Write out everything from the start of the items through the line containing "word-document-icon: W (87, 204, 132, 252)" as a JSON list of strings, with one string per line and blank lines omitted.

---- EXTRACTED ENTRIES

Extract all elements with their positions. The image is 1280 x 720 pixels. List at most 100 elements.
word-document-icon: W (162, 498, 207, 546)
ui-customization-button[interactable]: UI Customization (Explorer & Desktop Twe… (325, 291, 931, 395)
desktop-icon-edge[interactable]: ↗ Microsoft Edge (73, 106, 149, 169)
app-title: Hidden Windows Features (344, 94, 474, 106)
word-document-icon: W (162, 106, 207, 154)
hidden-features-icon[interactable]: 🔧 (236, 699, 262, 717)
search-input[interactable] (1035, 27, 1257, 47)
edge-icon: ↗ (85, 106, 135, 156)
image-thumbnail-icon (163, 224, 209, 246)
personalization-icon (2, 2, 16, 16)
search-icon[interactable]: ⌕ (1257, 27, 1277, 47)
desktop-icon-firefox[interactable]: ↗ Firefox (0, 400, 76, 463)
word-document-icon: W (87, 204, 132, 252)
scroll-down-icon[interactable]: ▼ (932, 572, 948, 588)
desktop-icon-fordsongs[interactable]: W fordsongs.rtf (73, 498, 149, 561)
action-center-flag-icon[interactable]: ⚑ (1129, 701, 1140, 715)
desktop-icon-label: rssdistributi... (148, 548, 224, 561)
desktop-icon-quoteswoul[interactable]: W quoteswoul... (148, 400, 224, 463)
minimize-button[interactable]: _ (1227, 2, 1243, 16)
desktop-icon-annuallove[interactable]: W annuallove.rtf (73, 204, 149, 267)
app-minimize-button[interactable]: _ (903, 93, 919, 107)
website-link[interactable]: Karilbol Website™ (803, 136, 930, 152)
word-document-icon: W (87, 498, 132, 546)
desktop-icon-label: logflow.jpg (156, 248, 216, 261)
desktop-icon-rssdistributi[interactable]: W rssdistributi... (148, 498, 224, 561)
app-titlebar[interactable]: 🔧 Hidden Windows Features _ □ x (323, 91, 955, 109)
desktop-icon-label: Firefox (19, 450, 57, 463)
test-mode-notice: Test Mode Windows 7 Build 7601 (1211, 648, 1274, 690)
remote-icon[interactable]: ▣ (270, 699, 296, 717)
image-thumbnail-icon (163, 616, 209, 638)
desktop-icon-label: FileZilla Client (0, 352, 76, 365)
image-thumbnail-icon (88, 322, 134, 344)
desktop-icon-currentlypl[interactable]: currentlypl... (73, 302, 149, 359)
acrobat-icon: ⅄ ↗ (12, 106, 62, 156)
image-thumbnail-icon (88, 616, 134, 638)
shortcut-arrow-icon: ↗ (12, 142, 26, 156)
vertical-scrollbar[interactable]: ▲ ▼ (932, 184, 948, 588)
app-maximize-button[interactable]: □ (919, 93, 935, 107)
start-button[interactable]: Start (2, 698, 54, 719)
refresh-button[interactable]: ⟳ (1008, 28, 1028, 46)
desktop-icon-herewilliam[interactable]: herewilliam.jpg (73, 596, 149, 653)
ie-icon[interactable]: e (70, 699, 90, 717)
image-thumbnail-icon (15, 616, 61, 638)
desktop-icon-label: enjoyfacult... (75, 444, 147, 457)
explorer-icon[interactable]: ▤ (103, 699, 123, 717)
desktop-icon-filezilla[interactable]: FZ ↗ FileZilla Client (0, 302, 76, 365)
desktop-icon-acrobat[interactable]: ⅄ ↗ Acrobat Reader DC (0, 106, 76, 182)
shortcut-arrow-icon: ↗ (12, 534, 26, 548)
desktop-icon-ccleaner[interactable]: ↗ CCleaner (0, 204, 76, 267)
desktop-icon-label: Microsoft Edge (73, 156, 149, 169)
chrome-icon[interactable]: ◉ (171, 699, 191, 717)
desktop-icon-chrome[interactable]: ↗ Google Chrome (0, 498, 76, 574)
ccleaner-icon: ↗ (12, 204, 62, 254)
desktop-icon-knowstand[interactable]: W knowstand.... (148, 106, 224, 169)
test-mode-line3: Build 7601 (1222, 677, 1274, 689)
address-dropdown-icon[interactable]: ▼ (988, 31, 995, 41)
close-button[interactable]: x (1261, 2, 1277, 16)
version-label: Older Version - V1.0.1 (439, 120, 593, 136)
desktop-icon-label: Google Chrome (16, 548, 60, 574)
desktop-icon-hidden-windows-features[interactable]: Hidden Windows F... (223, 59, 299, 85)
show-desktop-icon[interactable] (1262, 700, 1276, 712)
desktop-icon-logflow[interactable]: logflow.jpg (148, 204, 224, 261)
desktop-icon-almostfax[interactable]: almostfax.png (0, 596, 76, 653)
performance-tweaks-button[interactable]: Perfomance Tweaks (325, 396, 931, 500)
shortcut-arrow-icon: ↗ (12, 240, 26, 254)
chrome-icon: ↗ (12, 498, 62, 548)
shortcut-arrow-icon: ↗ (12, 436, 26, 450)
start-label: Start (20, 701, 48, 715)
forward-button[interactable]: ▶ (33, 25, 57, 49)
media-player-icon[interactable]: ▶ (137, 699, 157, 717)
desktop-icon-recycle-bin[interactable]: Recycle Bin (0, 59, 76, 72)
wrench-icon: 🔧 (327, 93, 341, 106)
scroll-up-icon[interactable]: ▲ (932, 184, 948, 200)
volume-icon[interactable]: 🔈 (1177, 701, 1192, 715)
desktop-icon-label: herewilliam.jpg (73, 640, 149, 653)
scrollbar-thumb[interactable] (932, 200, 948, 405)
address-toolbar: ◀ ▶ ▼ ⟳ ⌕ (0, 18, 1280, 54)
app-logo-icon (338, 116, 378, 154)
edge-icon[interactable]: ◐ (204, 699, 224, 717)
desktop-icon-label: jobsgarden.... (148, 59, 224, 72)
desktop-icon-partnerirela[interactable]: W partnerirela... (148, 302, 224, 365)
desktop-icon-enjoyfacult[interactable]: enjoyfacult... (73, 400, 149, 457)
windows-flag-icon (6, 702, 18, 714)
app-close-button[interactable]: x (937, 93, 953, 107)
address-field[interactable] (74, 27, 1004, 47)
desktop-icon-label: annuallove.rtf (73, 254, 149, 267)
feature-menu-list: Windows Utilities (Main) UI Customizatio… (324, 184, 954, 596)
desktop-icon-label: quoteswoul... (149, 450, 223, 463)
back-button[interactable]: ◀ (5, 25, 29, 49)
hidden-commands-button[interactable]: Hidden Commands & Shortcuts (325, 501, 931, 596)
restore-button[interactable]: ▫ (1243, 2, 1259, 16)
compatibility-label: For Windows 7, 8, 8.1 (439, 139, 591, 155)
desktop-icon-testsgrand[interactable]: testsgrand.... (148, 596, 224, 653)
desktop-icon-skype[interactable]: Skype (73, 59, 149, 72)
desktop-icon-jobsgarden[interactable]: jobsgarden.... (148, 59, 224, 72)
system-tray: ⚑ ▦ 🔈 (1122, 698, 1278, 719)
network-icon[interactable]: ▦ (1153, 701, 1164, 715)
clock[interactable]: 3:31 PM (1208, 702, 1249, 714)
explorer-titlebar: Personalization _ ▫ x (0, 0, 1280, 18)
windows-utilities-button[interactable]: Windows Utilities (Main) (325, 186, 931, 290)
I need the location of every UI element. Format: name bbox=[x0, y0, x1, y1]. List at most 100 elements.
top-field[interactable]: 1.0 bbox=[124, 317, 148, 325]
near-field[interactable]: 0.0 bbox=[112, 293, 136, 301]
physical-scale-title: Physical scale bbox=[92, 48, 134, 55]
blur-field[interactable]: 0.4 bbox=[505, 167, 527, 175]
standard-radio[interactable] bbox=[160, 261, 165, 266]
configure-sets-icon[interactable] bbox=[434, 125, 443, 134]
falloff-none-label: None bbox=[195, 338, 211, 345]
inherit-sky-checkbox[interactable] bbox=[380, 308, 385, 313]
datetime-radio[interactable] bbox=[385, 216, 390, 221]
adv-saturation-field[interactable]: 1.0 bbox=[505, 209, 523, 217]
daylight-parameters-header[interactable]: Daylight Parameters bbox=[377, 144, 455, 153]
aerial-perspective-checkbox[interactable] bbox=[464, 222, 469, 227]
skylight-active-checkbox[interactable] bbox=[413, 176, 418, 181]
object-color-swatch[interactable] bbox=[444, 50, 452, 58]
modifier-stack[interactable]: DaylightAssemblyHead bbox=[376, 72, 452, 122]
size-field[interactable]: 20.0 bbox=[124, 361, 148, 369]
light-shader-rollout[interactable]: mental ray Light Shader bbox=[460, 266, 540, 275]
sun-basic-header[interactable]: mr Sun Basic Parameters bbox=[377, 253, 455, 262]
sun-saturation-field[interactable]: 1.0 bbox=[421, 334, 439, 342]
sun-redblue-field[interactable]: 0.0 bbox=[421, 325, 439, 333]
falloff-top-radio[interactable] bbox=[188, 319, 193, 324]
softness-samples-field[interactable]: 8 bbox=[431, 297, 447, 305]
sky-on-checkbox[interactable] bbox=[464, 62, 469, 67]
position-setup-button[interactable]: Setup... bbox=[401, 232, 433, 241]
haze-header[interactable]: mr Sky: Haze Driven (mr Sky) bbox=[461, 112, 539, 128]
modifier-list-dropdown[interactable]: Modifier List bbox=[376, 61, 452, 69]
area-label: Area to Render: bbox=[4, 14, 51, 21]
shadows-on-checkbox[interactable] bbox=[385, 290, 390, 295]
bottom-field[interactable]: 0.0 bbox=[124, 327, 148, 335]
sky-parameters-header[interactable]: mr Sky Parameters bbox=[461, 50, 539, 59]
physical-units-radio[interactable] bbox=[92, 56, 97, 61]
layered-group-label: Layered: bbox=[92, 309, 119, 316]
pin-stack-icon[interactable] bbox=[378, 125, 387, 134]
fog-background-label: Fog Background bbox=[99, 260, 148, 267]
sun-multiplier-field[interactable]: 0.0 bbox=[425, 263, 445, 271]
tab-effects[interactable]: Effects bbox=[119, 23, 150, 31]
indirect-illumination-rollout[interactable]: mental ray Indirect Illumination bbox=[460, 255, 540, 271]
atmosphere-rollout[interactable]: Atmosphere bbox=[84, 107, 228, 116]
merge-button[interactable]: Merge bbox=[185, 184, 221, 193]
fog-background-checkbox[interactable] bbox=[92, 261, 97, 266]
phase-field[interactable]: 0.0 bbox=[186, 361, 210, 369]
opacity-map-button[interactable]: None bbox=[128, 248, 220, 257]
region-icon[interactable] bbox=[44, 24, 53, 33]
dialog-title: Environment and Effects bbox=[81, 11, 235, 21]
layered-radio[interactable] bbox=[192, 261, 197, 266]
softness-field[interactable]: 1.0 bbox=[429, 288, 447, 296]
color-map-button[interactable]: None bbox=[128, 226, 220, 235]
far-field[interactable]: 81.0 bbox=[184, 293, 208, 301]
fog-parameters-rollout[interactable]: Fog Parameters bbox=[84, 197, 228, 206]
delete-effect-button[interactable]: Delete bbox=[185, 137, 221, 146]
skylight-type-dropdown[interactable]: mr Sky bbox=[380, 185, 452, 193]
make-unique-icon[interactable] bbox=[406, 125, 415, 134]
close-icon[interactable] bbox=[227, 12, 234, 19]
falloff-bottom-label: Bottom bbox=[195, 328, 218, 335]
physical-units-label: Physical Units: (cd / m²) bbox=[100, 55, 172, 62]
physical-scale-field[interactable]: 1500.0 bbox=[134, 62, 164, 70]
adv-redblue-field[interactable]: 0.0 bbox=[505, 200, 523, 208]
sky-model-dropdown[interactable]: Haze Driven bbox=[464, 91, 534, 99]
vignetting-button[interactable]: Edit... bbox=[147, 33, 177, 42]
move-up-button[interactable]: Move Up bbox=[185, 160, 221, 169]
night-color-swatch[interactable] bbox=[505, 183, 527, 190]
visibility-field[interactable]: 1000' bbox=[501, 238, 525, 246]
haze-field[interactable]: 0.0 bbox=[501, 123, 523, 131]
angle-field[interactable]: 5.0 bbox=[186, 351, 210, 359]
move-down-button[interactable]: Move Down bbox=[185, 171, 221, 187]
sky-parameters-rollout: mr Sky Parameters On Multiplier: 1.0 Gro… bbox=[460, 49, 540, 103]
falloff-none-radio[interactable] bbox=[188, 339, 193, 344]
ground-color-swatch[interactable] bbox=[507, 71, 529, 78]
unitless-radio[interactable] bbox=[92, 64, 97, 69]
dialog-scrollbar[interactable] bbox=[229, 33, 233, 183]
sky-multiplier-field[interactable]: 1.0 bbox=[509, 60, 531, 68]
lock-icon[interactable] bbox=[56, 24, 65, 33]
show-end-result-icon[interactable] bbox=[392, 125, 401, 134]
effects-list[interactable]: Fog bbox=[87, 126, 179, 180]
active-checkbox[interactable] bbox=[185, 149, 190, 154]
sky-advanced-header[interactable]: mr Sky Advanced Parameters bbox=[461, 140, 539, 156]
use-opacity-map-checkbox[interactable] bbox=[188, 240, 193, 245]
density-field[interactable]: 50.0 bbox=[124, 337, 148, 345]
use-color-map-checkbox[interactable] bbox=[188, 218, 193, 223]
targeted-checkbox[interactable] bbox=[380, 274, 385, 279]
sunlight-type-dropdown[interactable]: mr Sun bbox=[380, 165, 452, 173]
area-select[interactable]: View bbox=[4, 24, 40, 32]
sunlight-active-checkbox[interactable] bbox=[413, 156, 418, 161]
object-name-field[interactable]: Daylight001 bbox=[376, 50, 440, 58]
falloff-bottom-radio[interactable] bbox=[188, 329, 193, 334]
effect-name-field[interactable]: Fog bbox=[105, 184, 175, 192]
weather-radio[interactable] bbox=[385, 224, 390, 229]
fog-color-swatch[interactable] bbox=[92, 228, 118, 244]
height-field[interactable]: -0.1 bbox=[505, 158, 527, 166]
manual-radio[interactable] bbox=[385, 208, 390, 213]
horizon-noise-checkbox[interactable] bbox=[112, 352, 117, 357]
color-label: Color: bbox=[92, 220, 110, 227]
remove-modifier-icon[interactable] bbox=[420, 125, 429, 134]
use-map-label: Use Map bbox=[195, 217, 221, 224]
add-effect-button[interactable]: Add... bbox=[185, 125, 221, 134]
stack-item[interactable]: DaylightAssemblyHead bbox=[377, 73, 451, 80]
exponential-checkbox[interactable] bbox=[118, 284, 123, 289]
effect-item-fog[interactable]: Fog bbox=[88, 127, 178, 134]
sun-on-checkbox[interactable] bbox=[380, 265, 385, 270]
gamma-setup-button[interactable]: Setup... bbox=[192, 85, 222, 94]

--------

SOLUTION TO THE EXERCISE:
[
  "Extract all elements with their positions. The image is 1280 x 720 pixels. List at most 100 elements.",
  "word-document-icon: W (162, 498, 207, 546)",
  "ui-customization-button[interactable]: UI Customization (Explorer & Desktop Twe… (325, 291, 931, 395)",
  "desktop-icon-edge[interactable]: ↗ Microsoft Edge (73, 106, 149, 169)",
  "app-title: Hidden Windows Features (344, 94, 474, 106)",
  "word-document-icon: W (162, 106, 207, 154)",
  "hidden-features-icon[interactable]: 🔧 (236, 699, 262, 717)",
  "search-input[interactable] (1035, 27, 1257, 47)",
  "edge-icon: ↗ (85, 106, 135, 156)",
  "image-thumbnail-icon (163, 224, 209, 246)",
  "personalization-icon (2, 2, 16, 16)",
  "search-icon[interactable]: ⌕ (1257, 27, 1277, 47)",
  "desktop-icon-firefox[interactable]: ↗ Firefox (0, 400, 76, 463)",
  "word-document-icon: W (87, 204, 132, 252)"
]